### 文書の一節

また、会社に限らず、遠隔に居住する親子の家族間でも利用することができる。
【0004】
従来、例えば代表的なテレビ電話のSkype(登録商標)によれば、遠隔拠点のメンバの動向を共有するために、「在籍/離席」の状態を、相手側の端末のディスプレイに表示することができる。
また、作業中にディスプレイを見ていなくても、遠隔拠点のメンバの状況を知るために、その相手方の状況を合成音で伝える技術もある(例えば非特許文献4参照)。
更に、テレプレゼンスシステムを介して、相手方周辺の環境音や画像を常時送信することよって、互いの状況を共有する技術もある(例えば非特許文献2、3参照)。
更に、遠隔拠点間で互いに多様な環境音を認識し合う環境音認識装置の技術もある(例えば特許文献1参照)。
【先行技術文献】
【特許文献】
【0005】
【文献】特許第6085538号公報
【非特許文献】
【0006】
【文献】総務省編、「テレワークの動向と生産性に関する調査研究報告書,総務省情報通信国際戦略局(2010)」、[online]、[令和2年3月10日検索]、インターネット<URL:https://www.soumu.go.jp/johotsusintokei/linkdata/h22_06_houkoku.pdf>
【文献】Telepresence: Integrating shared task and person spaces, W Buxton - Proceedings of graphics interface, 1992、[online]、[令和2年3月10日検索]、インターネット<URL:https://www.billbuxton.com/TelepShrdSpce.pdf>
【文献】日本人間工学会大会講演集 406-407, 2009:テレワーク向け常時接続型音声会議システム
【文献】HRI 2018: Fribo: A Social Networking Robot for Increasing Social Connectedness through Sharing Daily Home Activities from Living Noise Data.、[online]、[令和2年3月10日検索]、インターネット<URL:https://yonsei.pure.elsevier.com/en/publications/fribo-a-social-networking-robot-for-increasing-social-connectedne>
【文献】小野一穂、「マルチチャネルオーディオ」、[online]、[令和2年3月10日検索]、インターネット<URL:https://www.jstage.jst.go.jp/article/itej/68/8/68_604/_pdf/-char/ja>
【発明の概要】
【発明が解決しようとする課題】
【0007】
しかしながら、既存のテレプレゼンスシステムやテレビ会議システムによれば、拠点毎に発生する全ての音声が相手方へ伝わる。そのために、相手方にとっては、耳障りな雑音も伝わり、喧しく感じる場合がある。また、プライバシの問題となる音声が伝わる場合もある。

######

**実施する作業**.
• 1. 遠隔拠点間の音声共有に関する文書では、代表的なテレビ電話として何が挙げられていますか。
• 2. 遠隔拠点間の音声共有に関する文書から、「また、作業中にディスプレイを」から「る(例えば特許文献1参照)。」までを、末尾の語句も含めて一字も変えずに返してください。
• 3. 遠隔拠点間の音声共有に関する文書を、最後の文の後から再開して続きを書いてください。

### 抽出データ

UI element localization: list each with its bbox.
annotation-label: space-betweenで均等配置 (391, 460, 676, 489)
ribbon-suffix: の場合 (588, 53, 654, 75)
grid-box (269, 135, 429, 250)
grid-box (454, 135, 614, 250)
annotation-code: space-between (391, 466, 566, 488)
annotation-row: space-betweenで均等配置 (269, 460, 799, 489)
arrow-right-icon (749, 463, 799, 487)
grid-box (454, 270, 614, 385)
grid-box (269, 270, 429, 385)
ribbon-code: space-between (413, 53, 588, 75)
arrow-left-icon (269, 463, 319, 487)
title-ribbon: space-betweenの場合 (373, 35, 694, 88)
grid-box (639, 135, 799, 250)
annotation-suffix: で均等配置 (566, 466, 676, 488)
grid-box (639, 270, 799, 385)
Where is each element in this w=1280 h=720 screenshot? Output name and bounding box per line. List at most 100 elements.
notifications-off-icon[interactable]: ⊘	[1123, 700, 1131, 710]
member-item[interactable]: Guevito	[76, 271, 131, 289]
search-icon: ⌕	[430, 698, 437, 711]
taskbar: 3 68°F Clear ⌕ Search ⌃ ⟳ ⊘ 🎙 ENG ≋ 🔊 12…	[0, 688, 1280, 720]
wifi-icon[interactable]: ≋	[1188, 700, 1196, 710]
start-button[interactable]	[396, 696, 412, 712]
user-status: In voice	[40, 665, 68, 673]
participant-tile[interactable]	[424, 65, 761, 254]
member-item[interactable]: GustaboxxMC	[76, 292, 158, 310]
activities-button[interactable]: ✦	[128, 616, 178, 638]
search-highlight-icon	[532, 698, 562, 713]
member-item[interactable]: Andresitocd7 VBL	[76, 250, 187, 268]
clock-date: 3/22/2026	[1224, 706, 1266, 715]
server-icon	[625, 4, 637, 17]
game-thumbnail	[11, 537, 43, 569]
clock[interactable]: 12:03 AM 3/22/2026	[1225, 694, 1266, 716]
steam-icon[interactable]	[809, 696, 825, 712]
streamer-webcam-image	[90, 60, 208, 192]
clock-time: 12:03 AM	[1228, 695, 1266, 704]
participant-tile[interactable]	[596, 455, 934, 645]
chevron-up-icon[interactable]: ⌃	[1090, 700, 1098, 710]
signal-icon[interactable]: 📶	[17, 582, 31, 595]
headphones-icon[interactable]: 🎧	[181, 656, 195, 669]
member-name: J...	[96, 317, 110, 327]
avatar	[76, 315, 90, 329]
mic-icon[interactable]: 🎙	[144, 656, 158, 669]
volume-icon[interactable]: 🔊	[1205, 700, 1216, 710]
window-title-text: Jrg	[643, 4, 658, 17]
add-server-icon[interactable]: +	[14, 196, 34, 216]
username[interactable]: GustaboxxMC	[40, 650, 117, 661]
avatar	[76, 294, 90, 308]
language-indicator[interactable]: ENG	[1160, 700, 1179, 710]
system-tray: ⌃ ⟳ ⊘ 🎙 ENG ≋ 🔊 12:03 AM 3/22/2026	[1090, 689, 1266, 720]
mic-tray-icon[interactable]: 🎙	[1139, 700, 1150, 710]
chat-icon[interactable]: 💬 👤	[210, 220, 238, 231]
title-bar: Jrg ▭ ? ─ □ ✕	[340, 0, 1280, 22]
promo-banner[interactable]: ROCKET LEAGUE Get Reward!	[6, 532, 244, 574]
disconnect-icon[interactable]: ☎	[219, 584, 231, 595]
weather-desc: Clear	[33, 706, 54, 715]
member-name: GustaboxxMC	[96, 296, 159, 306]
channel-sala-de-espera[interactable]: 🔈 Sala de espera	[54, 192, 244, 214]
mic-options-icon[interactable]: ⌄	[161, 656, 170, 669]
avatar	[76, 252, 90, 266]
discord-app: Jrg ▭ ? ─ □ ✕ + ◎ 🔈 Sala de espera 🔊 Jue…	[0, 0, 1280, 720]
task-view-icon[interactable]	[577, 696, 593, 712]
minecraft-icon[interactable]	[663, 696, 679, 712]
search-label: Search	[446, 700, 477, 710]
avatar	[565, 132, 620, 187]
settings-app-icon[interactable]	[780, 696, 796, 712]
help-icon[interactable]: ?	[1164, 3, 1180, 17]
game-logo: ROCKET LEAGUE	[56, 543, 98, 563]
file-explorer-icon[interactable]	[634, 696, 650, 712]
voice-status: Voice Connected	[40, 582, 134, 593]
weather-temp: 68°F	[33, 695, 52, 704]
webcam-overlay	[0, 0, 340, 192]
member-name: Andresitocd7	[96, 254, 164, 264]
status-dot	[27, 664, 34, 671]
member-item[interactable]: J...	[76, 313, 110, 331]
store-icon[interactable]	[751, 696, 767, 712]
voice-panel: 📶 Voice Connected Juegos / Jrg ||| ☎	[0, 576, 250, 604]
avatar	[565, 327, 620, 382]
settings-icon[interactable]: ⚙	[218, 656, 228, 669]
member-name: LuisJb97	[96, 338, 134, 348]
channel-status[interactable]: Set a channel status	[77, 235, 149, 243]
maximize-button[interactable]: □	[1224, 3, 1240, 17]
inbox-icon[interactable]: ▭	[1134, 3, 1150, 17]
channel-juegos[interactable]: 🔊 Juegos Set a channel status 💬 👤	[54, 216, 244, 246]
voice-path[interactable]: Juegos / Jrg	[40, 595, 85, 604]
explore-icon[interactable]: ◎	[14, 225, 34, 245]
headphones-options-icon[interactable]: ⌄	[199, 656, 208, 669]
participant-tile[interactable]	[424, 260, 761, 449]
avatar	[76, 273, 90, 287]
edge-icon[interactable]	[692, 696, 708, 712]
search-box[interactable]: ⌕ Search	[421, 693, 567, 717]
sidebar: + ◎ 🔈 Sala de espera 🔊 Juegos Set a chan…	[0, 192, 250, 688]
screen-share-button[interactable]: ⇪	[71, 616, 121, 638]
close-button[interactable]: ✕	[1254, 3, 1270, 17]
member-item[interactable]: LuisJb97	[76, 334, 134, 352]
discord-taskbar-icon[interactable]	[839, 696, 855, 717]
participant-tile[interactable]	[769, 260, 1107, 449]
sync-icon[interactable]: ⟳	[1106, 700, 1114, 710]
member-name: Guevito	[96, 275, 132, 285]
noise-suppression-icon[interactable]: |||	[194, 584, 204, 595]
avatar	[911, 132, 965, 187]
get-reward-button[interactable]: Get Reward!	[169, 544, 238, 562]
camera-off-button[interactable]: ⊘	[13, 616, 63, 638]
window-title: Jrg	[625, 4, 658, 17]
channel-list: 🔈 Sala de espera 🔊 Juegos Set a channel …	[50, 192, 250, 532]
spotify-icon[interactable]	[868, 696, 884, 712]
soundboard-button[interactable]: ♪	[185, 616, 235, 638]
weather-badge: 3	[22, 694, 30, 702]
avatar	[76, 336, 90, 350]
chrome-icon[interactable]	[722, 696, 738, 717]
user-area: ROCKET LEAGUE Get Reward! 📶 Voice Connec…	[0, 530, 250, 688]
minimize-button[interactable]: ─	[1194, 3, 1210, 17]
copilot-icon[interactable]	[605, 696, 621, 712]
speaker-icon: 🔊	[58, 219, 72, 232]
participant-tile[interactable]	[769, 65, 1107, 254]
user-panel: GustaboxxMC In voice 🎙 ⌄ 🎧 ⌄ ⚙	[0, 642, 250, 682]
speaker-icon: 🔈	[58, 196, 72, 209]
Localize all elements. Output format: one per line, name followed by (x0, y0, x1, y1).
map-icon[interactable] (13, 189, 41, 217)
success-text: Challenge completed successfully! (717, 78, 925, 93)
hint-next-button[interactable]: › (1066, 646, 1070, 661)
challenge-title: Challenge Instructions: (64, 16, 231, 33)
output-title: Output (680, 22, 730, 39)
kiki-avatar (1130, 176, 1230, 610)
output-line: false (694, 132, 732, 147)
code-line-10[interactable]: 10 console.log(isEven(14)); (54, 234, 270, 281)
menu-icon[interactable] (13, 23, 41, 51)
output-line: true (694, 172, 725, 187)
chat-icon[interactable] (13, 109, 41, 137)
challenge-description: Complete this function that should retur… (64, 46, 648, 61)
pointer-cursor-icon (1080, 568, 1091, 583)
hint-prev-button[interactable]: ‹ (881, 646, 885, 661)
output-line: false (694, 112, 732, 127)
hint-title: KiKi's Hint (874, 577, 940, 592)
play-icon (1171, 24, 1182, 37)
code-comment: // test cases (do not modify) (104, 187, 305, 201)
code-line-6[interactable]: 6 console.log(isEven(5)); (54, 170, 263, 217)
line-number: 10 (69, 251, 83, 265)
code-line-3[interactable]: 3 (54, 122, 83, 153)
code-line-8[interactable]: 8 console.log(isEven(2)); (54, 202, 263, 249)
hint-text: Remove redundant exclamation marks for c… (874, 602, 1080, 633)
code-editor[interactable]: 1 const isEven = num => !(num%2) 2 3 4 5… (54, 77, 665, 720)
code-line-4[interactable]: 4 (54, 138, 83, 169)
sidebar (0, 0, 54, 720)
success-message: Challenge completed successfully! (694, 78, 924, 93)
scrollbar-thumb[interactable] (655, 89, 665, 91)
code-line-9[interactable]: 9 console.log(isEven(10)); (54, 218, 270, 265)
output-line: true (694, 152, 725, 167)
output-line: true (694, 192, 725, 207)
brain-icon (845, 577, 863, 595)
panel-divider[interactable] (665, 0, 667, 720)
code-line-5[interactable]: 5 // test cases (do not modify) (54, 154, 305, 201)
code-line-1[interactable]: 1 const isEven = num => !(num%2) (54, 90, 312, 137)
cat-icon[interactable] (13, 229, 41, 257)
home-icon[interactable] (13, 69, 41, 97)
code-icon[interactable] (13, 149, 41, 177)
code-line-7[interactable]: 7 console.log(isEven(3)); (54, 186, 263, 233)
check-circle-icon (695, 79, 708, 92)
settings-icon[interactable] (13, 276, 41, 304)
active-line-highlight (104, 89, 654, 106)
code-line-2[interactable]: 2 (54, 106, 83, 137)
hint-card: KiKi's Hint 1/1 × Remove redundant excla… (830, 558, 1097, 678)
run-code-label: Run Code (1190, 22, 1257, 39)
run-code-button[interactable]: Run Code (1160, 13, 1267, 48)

######

**想定される解答**.
• 1. Skype(登録商標)。

• 2.
また、作業中にディスプレイを見ていなくても、遠隔拠点のメンバの状況を知るために、その相手方の状況を合成音で伝える技術もある(例えば非特許文献4参照)。
更に、テレプレゼンスシステムを介して、相手方周辺の環境音や画像を常時送信することよって、互いの状況を共有する技術もある(例えば非特許文献2、3参照)。
更に、遠隔拠点間で互いに多様な環境音を認識し合う環境音認識装置の技術もある(例えば特許文献1参照)。

• 3.
【0008】
そこで、本発明は、拠点内で発生する音声の中で、相手方へ伝える必要が無い特定の音響信号を抑圧した環境音を送信する収音装置、システム、プログラム及び方法を提供することを目的とする。
【課題を解決するための手段】
【0009】
本発明によれば、マイクロフォンによって収音した環境音信号を、スピーカによって再生する再生装置へ送信する収音装置において、
音響タグが紐付けられた音響オブジェクトを蓄積する第1の音響データベースと、
除去すべき音響タグを登録する除去音響タグテーブルと、
第1の音響データベースを用いて、環境音信号に内在する1つ以上の音響オブジェクトを検出し、当該音響オブジェクトの音響タグを特定する音響オブジェクト検出エンジンと、
特定された各音響タグが、除去音響タグテーブルに登録されたものである場合、環境音信号から、当該音響タグに紐付く音響オブジェクトの音響信号部分を抑圧する音響オブジェクト抑圧手段と、
音響オブジェクトを除去した環境音信号を、再生装置へ送信する環境音送信手段と、
除去した音響オブジェクトに紐付く音響タグを、再生装置へ送信する音響タグ送信手段と
を有することを特徴とする。
【0010】
本発明の収音装置における他の実施形態によれば、
環境センサに接続されており、
環境センサは、音響タグに紐付いており、
音響オブジェクト抑圧手段は、環境センサから所定信号を受信した際に、環境音信号から、当該環境センサの音響タグに紐付く音響オブジェクトの音響信号部分を除去する
ことも好ましい。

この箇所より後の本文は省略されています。